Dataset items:
==========

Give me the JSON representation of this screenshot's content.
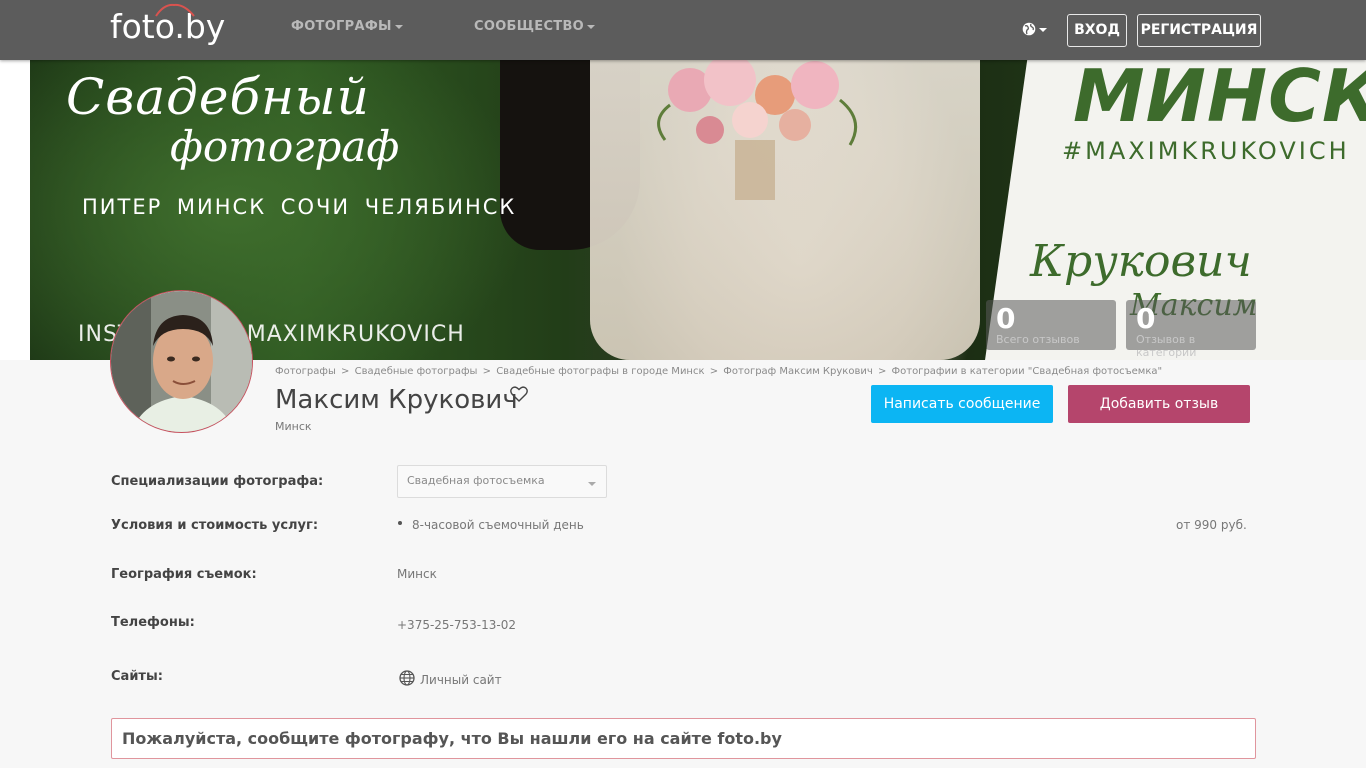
{
  "header": {
    "logo": "foto.by",
    "nav": [
      {
        "label": "ФОТОГРАФЫ"
      },
      {
        "label": "СООБЩЕСТВО"
      }
    ],
    "login_label": "ВХОД",
    "register_label": "РЕГИСТРАЦИЯ",
    "language_icon": "globe-icon"
  },
  "banner": {
    "title_line1": "Свадебный",
    "title_line2": "фотограф",
    "cities": "ПИТЕР МИНСК СОЧИ ЧЕЛЯБИНСК",
    "instagram": "INSTAGRAM @MAXIMKRUKOVICH",
    "city_big": "МИНСК",
    "hashtag": "#MAXIMKRUKOVICH",
    "signature_last": "Крукович",
    "signature_first": "Максим"
  },
  "stats": [
    {
      "value": "0",
      "label": "Всего отзывов"
    },
    {
      "value": "0",
      "label": "Отзывов в категории"
    }
  ],
  "profile": {
    "breadcrumb": [
      "Фотографы",
      "Свадебные фотографы",
      "Свадебные фотографы в городе Минск",
      "Фотограф Максим Крукович",
      "Фотографии в категории \"Свадебная фотосъемка\""
    ],
    "breadcrumb_sep": ">",
    "name": "Максим Крукович",
    "city": "Минск",
    "message_button": "Написать сообщение",
    "review_button": "Добавить отзыв"
  },
  "details": {
    "specialization_label": "Специализации фотографа:",
    "specialization_value": "Свадебная фотосъемка",
    "services_label": "Условия и стоимость услуг:",
    "service_item": "8-часовой съемочный день",
    "service_price": "от 990 руб.",
    "geo_label": "География съемок:",
    "geo_value": "Минск",
    "phones_label": "Телефоны:",
    "phone_value": "+375-25-753-13-02",
    "sites_label": "Сайты:",
    "site_value": "Личный сайт"
  },
  "notice": "Пожалуйста, сообщите фотографу, что Вы нашли его на сайте foto.by",
  "colors": {
    "header_bg": "#5c5c5c",
    "message_button": "#0cb5f3",
    "review_button": "#b5456c",
    "banner_green": "#3d6b2c"
  }
}
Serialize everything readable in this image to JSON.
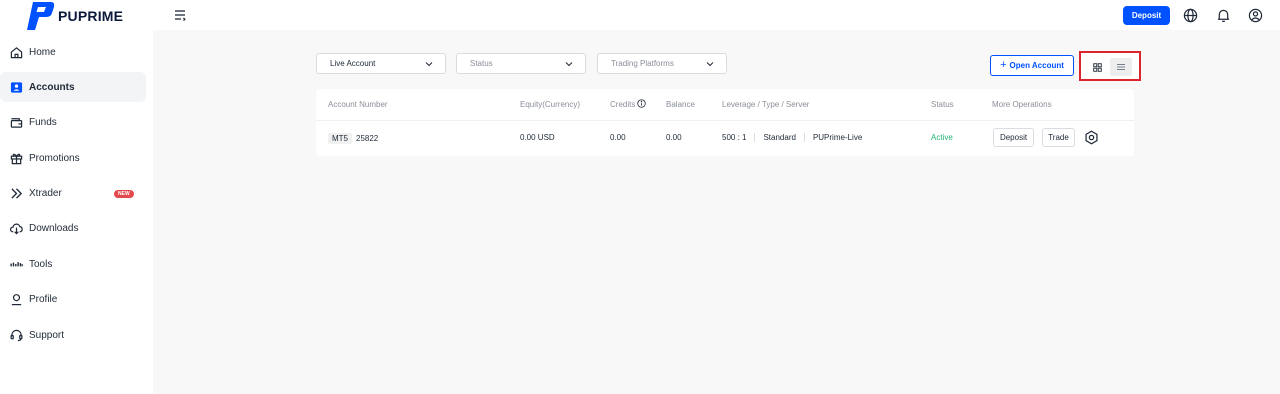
{
  "brand": {
    "name": "PUPRIME",
    "color": "#0051ff"
  },
  "sidebar": {
    "items": [
      {
        "label": "Home",
        "icon": "home-icon",
        "active": false
      },
      {
        "label": "Accounts",
        "icon": "accounts-icon",
        "active": true
      },
      {
        "label": "Funds",
        "icon": "wallet-icon",
        "active": false
      },
      {
        "label": "Promotions",
        "icon": "gift-icon",
        "active": false
      },
      {
        "label": "Xtrader",
        "icon": "double-chevron-icon",
        "active": false,
        "badge": "NEW"
      },
      {
        "label": "Downloads",
        "icon": "download-icon",
        "active": false
      },
      {
        "label": "Tools",
        "icon": "tools-icon",
        "active": false
      },
      {
        "label": "Profile",
        "icon": "user-icon",
        "active": false
      },
      {
        "label": "Support",
        "icon": "headset-icon",
        "active": false
      }
    ]
  },
  "header": {
    "deposit_label": "Deposit",
    "icons": [
      "globe-icon",
      "bell-icon",
      "user-circle-icon"
    ]
  },
  "filters": {
    "account": "Live Account",
    "status_placeholder": "Status",
    "platform_placeholder": "Trading Platforms"
  },
  "actions": {
    "open_account_label": "Open Account"
  },
  "table": {
    "headers": {
      "account_number": "Account Number",
      "equity": "Equity(Currency)",
      "credits": "Credits",
      "balance": "Balance",
      "leverage": "Leverage / Type / Server",
      "status": "Status",
      "operations": "More Operations"
    },
    "rows": [
      {
        "platform": "MT5",
        "account_number": "25822",
        "equity": "0.00 USD",
        "credits": "0.00",
        "balance": "0.00",
        "leverage": "500 : 1",
        "type": "Standard",
        "server": "PUPrime-Live",
        "status": "Active",
        "deposit_label": "Deposit",
        "trade_label": "Trade"
      }
    ]
  },
  "colors": {
    "accent": "#0051ff",
    "active_status": "#22b573",
    "badge": "#e5484d",
    "highlight_box": "#d9252b"
  }
}
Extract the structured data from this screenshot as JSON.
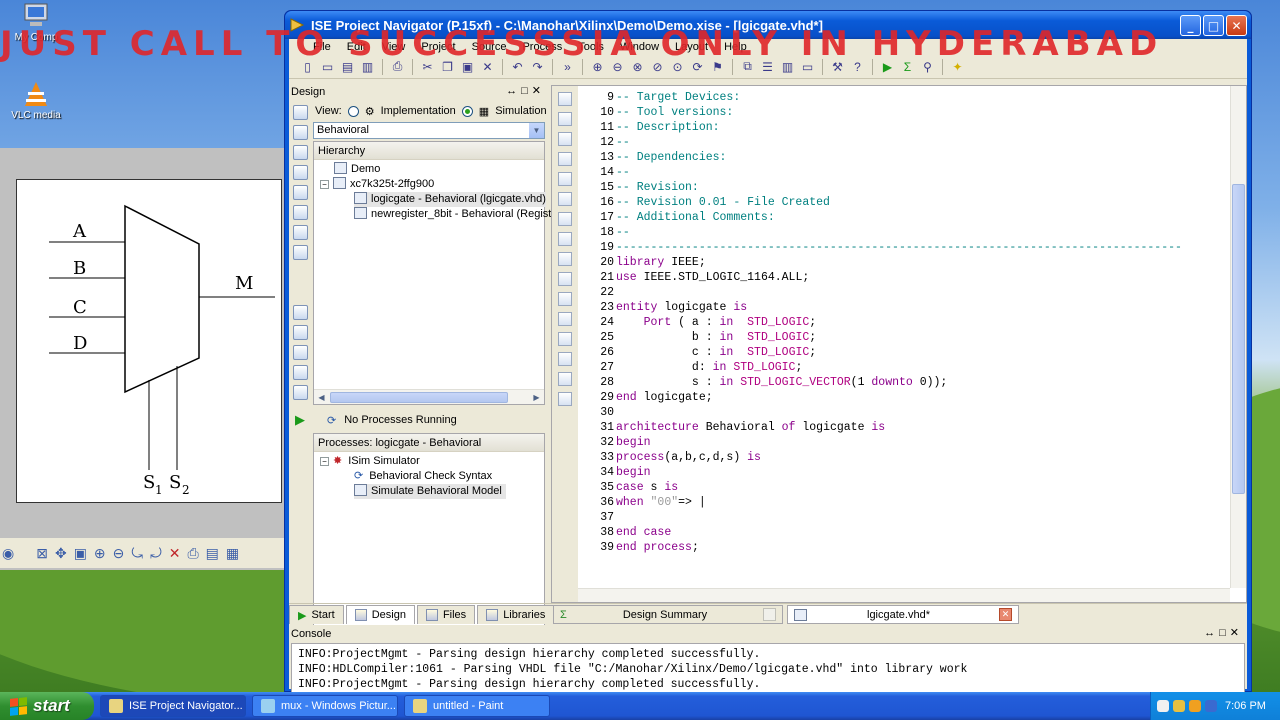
{
  "banner": "JUST CALL TO SUCCESSSIA ONLY IN HYDERABAD",
  "desktop": {
    "icons": [
      {
        "label": "My Comp"
      },
      {
        "label": "VLC media"
      }
    ]
  },
  "paint_diagram": {
    "inputs": [
      "A",
      "B",
      "C",
      "D"
    ],
    "output": "M",
    "selects": [
      "S",
      "S"
    ],
    "select_subs": [
      "1",
      "2"
    ]
  },
  "window": {
    "title": "ISE Project Navigator (P.15xf) - C:\\Manohar\\Xilinx\\Demo\\Demo.xise - [lgicgate.vhd*]"
  },
  "menu": [
    "File",
    "Edit",
    "View",
    "Project",
    "Source",
    "Process",
    "Tools",
    "Window",
    "Layout",
    "Help"
  ],
  "design_panel": {
    "title": "Design",
    "view_label": "View:",
    "implementation": "Implementation",
    "simulation": "Simulation",
    "combo_value": "Behavioral",
    "hierarchy_title": "Hierarchy",
    "tree": [
      {
        "label": "Demo"
      },
      {
        "label": "xc7k325t-2ffg900"
      },
      {
        "label": "logicgate - Behavioral (lgicgate.vhd)"
      },
      {
        "label": "newregister_8bit - Behavioral (Registe"
      }
    ],
    "process_status": "No Processes Running",
    "processes_title": "Processes: logicgate - Behavioral",
    "processes": [
      {
        "label": "ISim Simulator"
      },
      {
        "label": "Behavioral Check Syntax"
      },
      {
        "label": "Simulate Behavioral Model"
      }
    ]
  },
  "bottom_tabs": [
    "Start",
    "Design",
    "Files",
    "Libraries"
  ],
  "file_tabs": [
    "Design Summary",
    "lgicgate.vhd*"
  ],
  "editor": {
    "line_numbers": [
      "9",
      "10",
      "11",
      "12",
      "13",
      "14",
      "15",
      "16",
      "17",
      "18",
      "19",
      "20",
      "21",
      "22",
      "23",
      "24",
      "25",
      "26",
      "27",
      "28",
      "29",
      "30",
      "31",
      "32",
      "33",
      "34",
      "35",
      "36",
      "37",
      "38",
      "39"
    ],
    "lines": [
      "-- Target Devices:",
      "-- Tool versions:",
      "-- Description:",
      "--",
      "-- Dependencies:",
      "--",
      "-- Revision:",
      "-- Revision 0.01 - File Created",
      "-- Additional Comments:",
      "--",
      "----------------------------------------------------------------------------------",
      "library IEEE;",
      "use IEEE.STD_LOGIC_1164.ALL;",
      "",
      "entity logicgate is",
      "    Port ( a : in  STD_LOGIC;",
      "           b : in  STD_LOGIC;",
      "           c : in  STD_LOGIC;",
      "           d: in STD_LOGIC;",
      "           s : in STD_LOGIC_VECTOR(1 downto 0));",
      "end logicgate;",
      "",
      "architecture Behavioral of logicgate is",
      "begin",
      "process(a,b,c,d,s) is",
      "begin",
      "case s is",
      "when \"00\"=> |",
      "",
      "end case",
      "end process;"
    ]
  },
  "console": {
    "title": "Console",
    "lines": [
      "INFO:ProjectMgmt - Parsing design hierarchy completed successfully.",
      "INFO:HDLCompiler:1061 - Parsing VHDL file \"C:/Manohar/Xilinx/Demo/lgicgate.vhd\" into library work",
      "INFO:ProjectMgmt - Parsing design hierarchy completed successfully."
    ]
  },
  "taskbar": {
    "start": "start",
    "tasks": [
      "ISE Project Navigator...",
      "mux - Windows Pictur...",
      "untitled - Paint"
    ],
    "clock": "7:06 PM"
  }
}
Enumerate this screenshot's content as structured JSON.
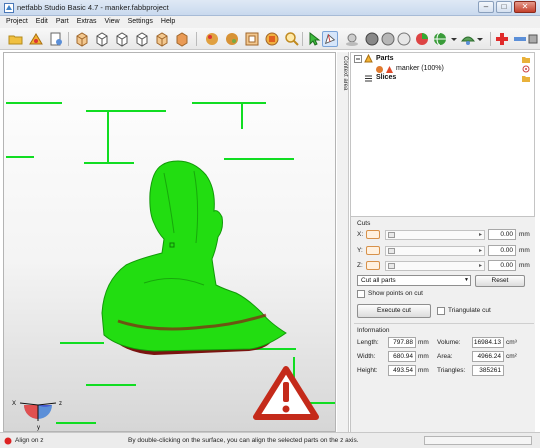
{
  "window": {
    "title": "netfabb Studio Basic 4.7 - manker.fabbproject",
    "buttons": {
      "minimize": "–",
      "maximize": "□",
      "close": "✕"
    }
  },
  "menu": {
    "items": [
      "Project",
      "Edit",
      "Part",
      "Extras",
      "View",
      "Settings",
      "Help"
    ]
  },
  "toolbar": {
    "icons": [
      "open-folder-icon",
      "add-part-icon",
      "new-project-icon",
      "view-front-icon",
      "view-back-icon",
      "view-left-icon",
      "view-right-icon",
      "view-top-icon",
      "view-bottom-icon",
      "repair-icon",
      "measure-icon",
      "slice-icon",
      "analysis-icon",
      "zoom-icon",
      "select-arrow-icon",
      "pointer-icon",
      "shading-icon",
      "solid-icon",
      "texture-icon",
      "wire-icon",
      "color-sphere-icon",
      "globe-icon",
      "palette-icon",
      "add-icon",
      "remove-icon",
      "settings-icon"
    ]
  },
  "sidebar_tab": {
    "label": "Context area"
  },
  "tree": {
    "parts_label": "Parts",
    "part_item": "manker (100%)",
    "slices_label": "Slices"
  },
  "cuts": {
    "heading": "Cuts",
    "axes": [
      {
        "axis": "X:",
        "value": "0.00",
        "unit": "mm"
      },
      {
        "axis": "Y:",
        "value": "0.00",
        "unit": "mm"
      },
      {
        "axis": "Z:",
        "value": "0.00",
        "unit": "mm"
      }
    ],
    "mode_select": "Cut all parts",
    "reset_button": "Reset",
    "show_points_label": "Show points on cut",
    "execute_button": "Execute cut",
    "triangulate_label": "Triangulate cut"
  },
  "information": {
    "heading": "Information",
    "length": {
      "label": "Length:",
      "value": "797.88",
      "unit": "mm"
    },
    "width": {
      "label": "Width:",
      "value": "680.94",
      "unit": "mm"
    },
    "height": {
      "label": "Height:",
      "value": "493.54",
      "unit": "mm"
    },
    "volume": {
      "label": "Volume:",
      "value": "16984.13",
      "unit": "cm³"
    },
    "area": {
      "label": "Area:",
      "value": "4966.24",
      "unit": "cm²"
    },
    "triangles": {
      "label": "Triangles:",
      "value": "385261"
    }
  },
  "axes_gizmo": {
    "x": "X",
    "y": "y",
    "z": "z"
  },
  "status": {
    "mode": "Align on z",
    "message": "By double-clicking on the surface, you can align the selected parts on the z axis."
  },
  "colors": {
    "model_green": "#22dd11",
    "model_underside": "#7a1410",
    "warning_red": "#c42a1a",
    "grid_green": "#11dd22"
  }
}
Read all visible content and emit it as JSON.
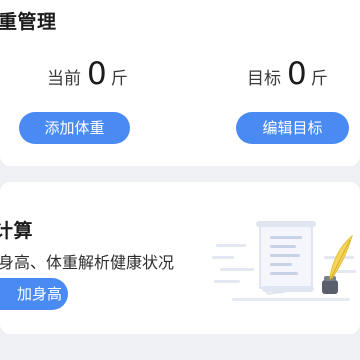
{
  "weight_card": {
    "title": "重管理",
    "current_label": "当前",
    "current_value": "0",
    "current_unit": "斤",
    "target_label": "目标",
    "target_value": "0",
    "target_unit": "斤",
    "add_weight_label": "添加体重",
    "edit_target_label": "编辑目标"
  },
  "bmi_card": {
    "title": "计算",
    "description": "身高、体重解析健康状况",
    "add_height_label": "加身高",
    "illustration_icon": "document-with-quill-icon"
  },
  "colors": {
    "accent": "#4a8bf3",
    "background": "#eef0f3",
    "card": "#ffffff",
    "illustration_light": "#dde4f2",
    "illustration_mid": "#b9c6e0"
  }
}
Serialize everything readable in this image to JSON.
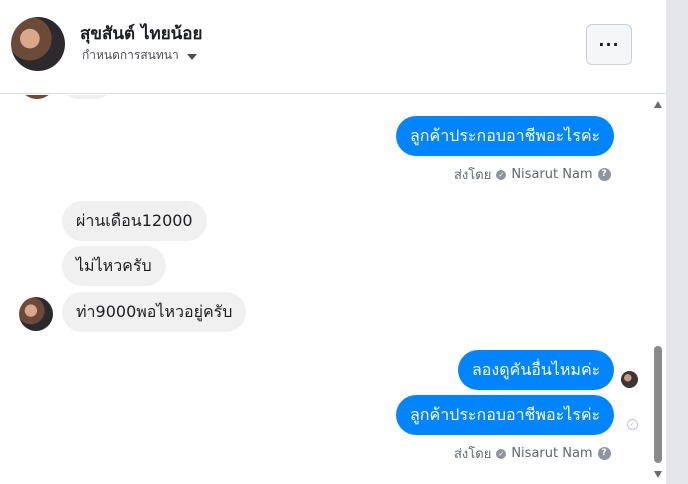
{
  "header": {
    "contact_name": "สุขสันต์ ไทยน้อย",
    "conversation_settings": "กำหนดการสนทนา",
    "more_button": "···"
  },
  "messages": [
    {
      "direction": "out",
      "text": "ลูกค้าประกอบอาชีพอะไรค่ะ"
    },
    {
      "direction": "in",
      "text": "ผ่านเดือน12000"
    },
    {
      "direction": "in",
      "text": "ไม่ไหวครับ"
    },
    {
      "direction": "in",
      "text": "ท่า9000พอไหวอยู่ครับ"
    },
    {
      "direction": "out",
      "text": "ลองดูคันอื่นไหมค่ะ"
    },
    {
      "direction": "out",
      "text": "ลูกค้าประกอบอาชีพอะไรค่ะ"
    }
  ],
  "sent_by": {
    "prefix": "ส่งโดย",
    "agent_name": "Nisarut Nam",
    "help_icon": "?"
  },
  "colors": {
    "outgoing_bubble": "#0084ff",
    "incoming_bubble": "#f1f0f0"
  },
  "icons": [
    "avatar",
    "chevron-down-icon",
    "more-icon",
    "verified-check-icon",
    "help-icon",
    "seen-avatar-icon",
    "sent-check-icon"
  ]
}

==========

Set problem -> Every line containing the string "Manohar" must be listed.

Finished task ->
    "title": "ISE Project Navigator (P.15xf) - C:\\Manohar\\Xilinx\\Demo\\Demo.xise - [lgicgate.vhd*]"
      "INFO:HDLCompiler:1061 - Parsing VHDL file \"C:/Manohar/Xilinx/Demo/lgicgate.vhd\" into library work",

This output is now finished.